Records about charts and figures
━━━━━━━━━━━━━━━━━━━━

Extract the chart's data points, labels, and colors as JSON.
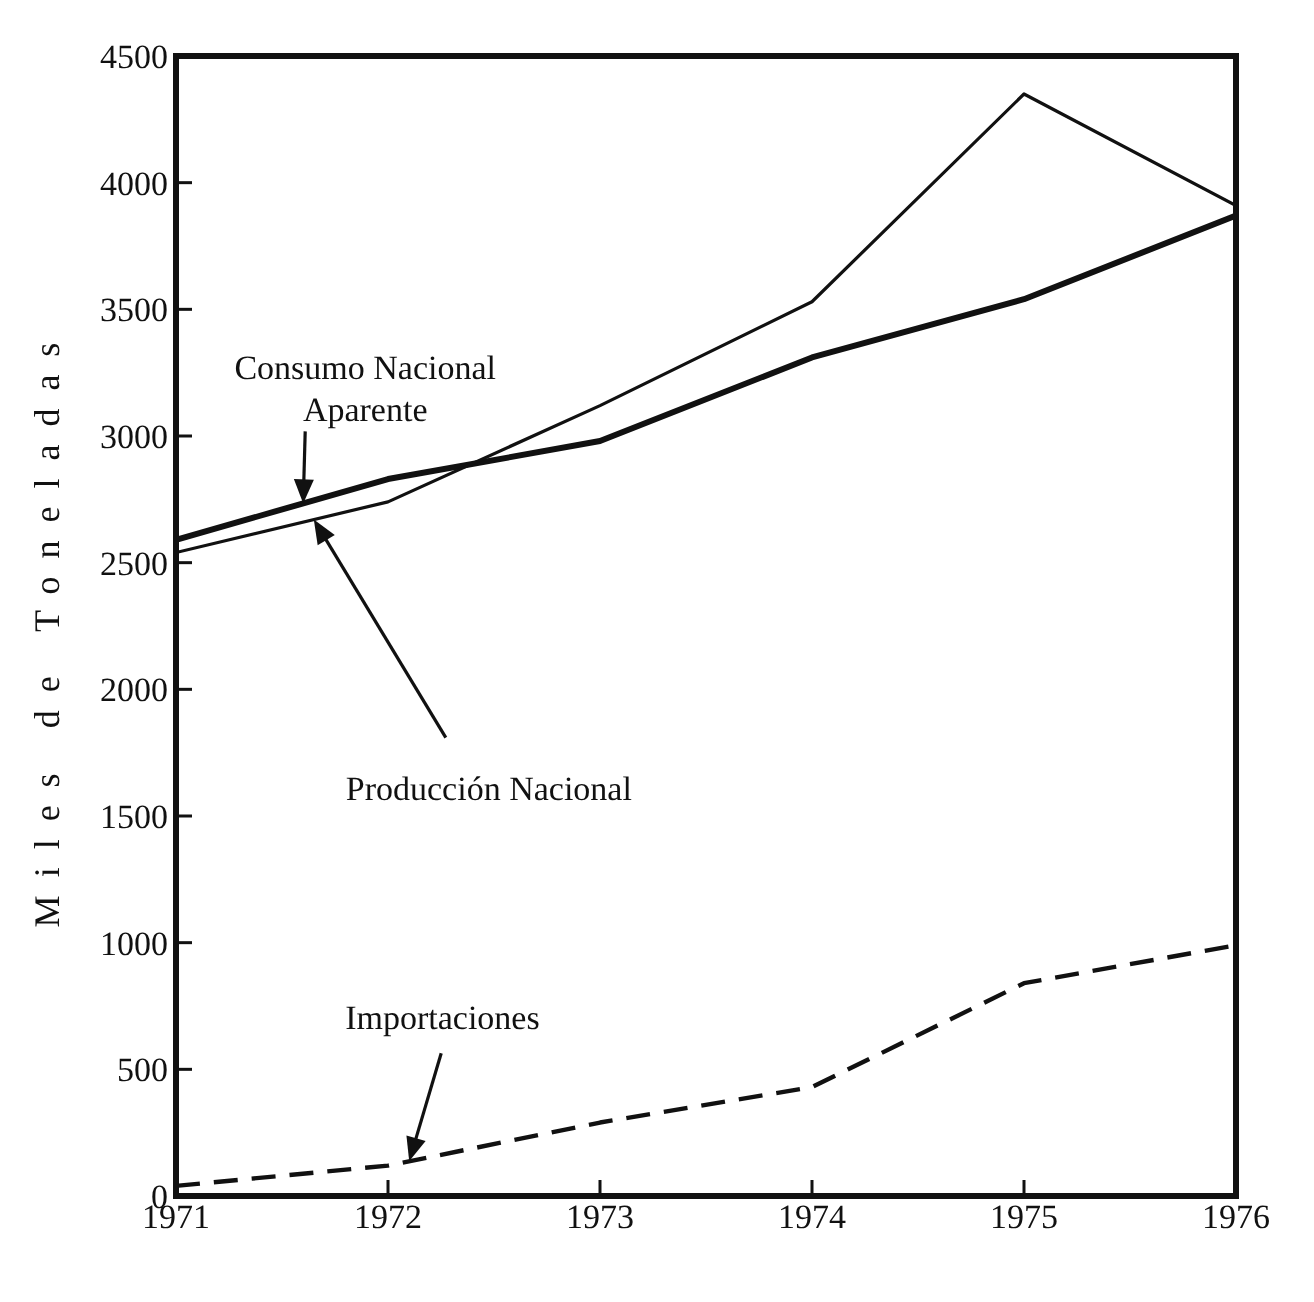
{
  "chart_data": {
    "type": "line",
    "ylabel": "Miles de Toneladas",
    "x": [
      1971,
      1972,
      1973,
      1974,
      1975,
      1976
    ],
    "xlim": [
      1971,
      1976
    ],
    "xticks": [
      1971,
      1972,
      1973,
      1974,
      1975,
      1976
    ],
    "ylim": [
      0,
      4500
    ],
    "yticks": [
      0,
      500,
      1000,
      1500,
      2000,
      2500,
      3000,
      3500,
      4000,
      4500
    ],
    "grid": false,
    "marker": "none",
    "series": [
      {
        "name": "Consumo Nacional Aparente",
        "color": "#111111",
        "values": [
          2590,
          2830,
          2980,
          3310,
          3540,
          3870
        ]
      },
      {
        "name": "Producción Nacional",
        "color": "#111111",
        "values": [
          2540,
          2740,
          3120,
          3530,
          4350,
          3910
        ]
      },
      {
        "name": "Importaciones",
        "color": "#111111",
        "values": [
          40,
          120,
          290,
          430,
          840,
          990
        ],
        "line_style": "dashed"
      }
    ]
  }
}
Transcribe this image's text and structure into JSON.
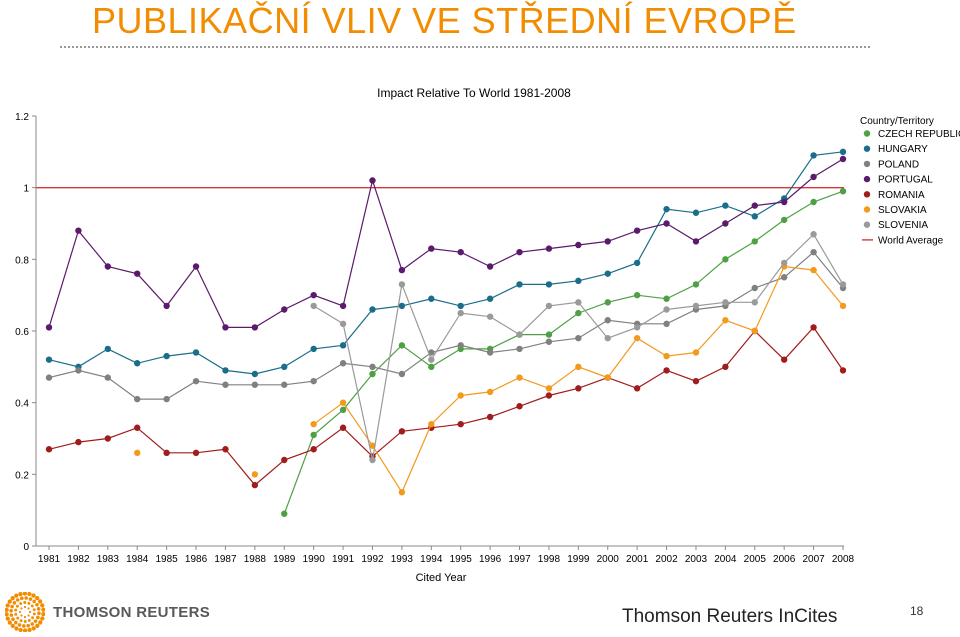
{
  "slide": {
    "title": "PUBLIKAČNÍ VLIV VE STŘEDNÍ EVROPĚ",
    "brand": "THOMSON REUTERS",
    "source": "Thomson Reuters InCites",
    "page_number": "18"
  },
  "chart_data": {
    "type": "line",
    "title": "Impact Relative To World 1981-2008",
    "xlabel": "Cited Year",
    "ylabel": "",
    "ylim": [
      0,
      1.2
    ],
    "yticks": [
      "0",
      "0.2",
      "0.4",
      "0.6",
      "0.8",
      "1",
      "1.2"
    ],
    "categories": [
      "1981",
      "1982",
      "1983",
      "1984",
      "1985",
      "1986",
      "1987",
      "1988",
      "1989",
      "1990",
      "1991",
      "1992",
      "1993",
      "1994",
      "1995",
      "1996",
      "1997",
      "1998",
      "1999",
      "2000",
      "2001",
      "2002",
      "2003",
      "2004",
      "2005",
      "2006",
      "2007",
      "2008"
    ],
    "legend_title": "Country/Territory",
    "legend_position": "right",
    "reference_line": {
      "name": "World Average",
      "value": 1,
      "color": "#d9383a"
    },
    "series": [
      {
        "name": "CZECH REPUBLIC",
        "color": "#4fa044",
        "values": [
          null,
          null,
          null,
          null,
          null,
          null,
          null,
          null,
          0.09,
          0.31,
          0.38,
          0.48,
          0.56,
          0.5,
          0.55,
          0.55,
          0.59,
          0.59,
          0.65,
          0.68,
          0.7,
          0.69,
          0.73,
          0.8,
          0.85,
          0.91,
          0.96,
          0.99
        ]
      },
      {
        "name": "HUNGARY",
        "color": "#1b6d8c",
        "values": [
          0.52,
          0.5,
          0.55,
          0.51,
          0.53,
          0.54,
          0.49,
          0.48,
          0.5,
          0.55,
          0.56,
          0.66,
          0.67,
          0.69,
          0.67,
          0.69,
          0.73,
          0.73,
          0.74,
          0.76,
          0.79,
          0.94,
          0.93,
          0.95,
          0.92,
          0.97,
          1.09,
          1.1
        ]
      },
      {
        "name": "POLAND",
        "color": "#808080",
        "values": [
          0.47,
          0.49,
          0.47,
          0.41,
          0.41,
          0.46,
          0.45,
          0.45,
          0.45,
          0.46,
          0.51,
          0.5,
          0.48,
          0.54,
          0.56,
          0.54,
          0.55,
          0.57,
          0.58,
          0.63,
          0.62,
          0.62,
          0.66,
          0.67,
          0.72,
          0.75,
          0.82,
          0.72
        ]
      },
      {
        "name": "PORTUGAL",
        "color": "#5b1a6b",
        "values": [
          0.61,
          0.88,
          0.78,
          0.76,
          0.67,
          0.78,
          0.61,
          0.61,
          0.66,
          0.7,
          0.67,
          1.02,
          0.77,
          0.83,
          0.82,
          0.78,
          0.82,
          0.83,
          0.84,
          0.85,
          0.88,
          0.9,
          0.85,
          0.9,
          0.95,
          0.96,
          1.03,
          1.08
        ]
      },
      {
        "name": "ROMANIA",
        "color": "#a11d1d",
        "values": [
          0.27,
          0.29,
          0.3,
          0.33,
          0.26,
          0.26,
          0.27,
          0.17,
          0.24,
          0.27,
          0.33,
          0.25,
          0.32,
          0.33,
          0.34,
          0.36,
          0.39,
          0.42,
          0.44,
          0.47,
          0.44,
          0.49,
          0.46,
          0.5,
          0.6,
          0.52,
          0.61,
          0.49
        ]
      },
      {
        "name": "SLOVAKIA",
        "color": "#f39a1d",
        "values": [
          null,
          null,
          null,
          0.26,
          null,
          null,
          null,
          0.2,
          null,
          0.34,
          0.4,
          0.28,
          0.15,
          0.34,
          0.42,
          0.43,
          0.47,
          0.44,
          0.5,
          0.47,
          0.58,
          0.53,
          0.54,
          0.63,
          0.6,
          0.78,
          0.77,
          0.67
        ]
      },
      {
        "name": "SLOVENIA",
        "color": "#9a9a9a",
        "values": [
          null,
          null,
          null,
          null,
          null,
          null,
          null,
          null,
          null,
          0.67,
          0.62,
          0.24,
          0.73,
          0.52,
          0.65,
          0.64,
          0.59,
          0.67,
          0.68,
          0.58,
          0.61,
          0.66,
          0.67,
          0.68,
          0.68,
          0.79,
          0.87,
          0.73
        ]
      }
    ]
  }
}
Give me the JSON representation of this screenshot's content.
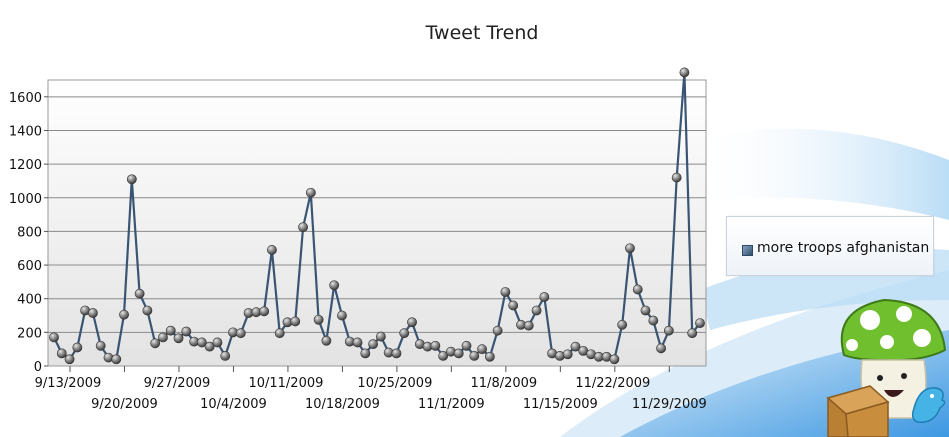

━━━━━━━━━━━━━━━━━━━━

## Objective:
Respond with nothing but the number of lines in the entries that contain the string "name".

## Solution for this exercise:
11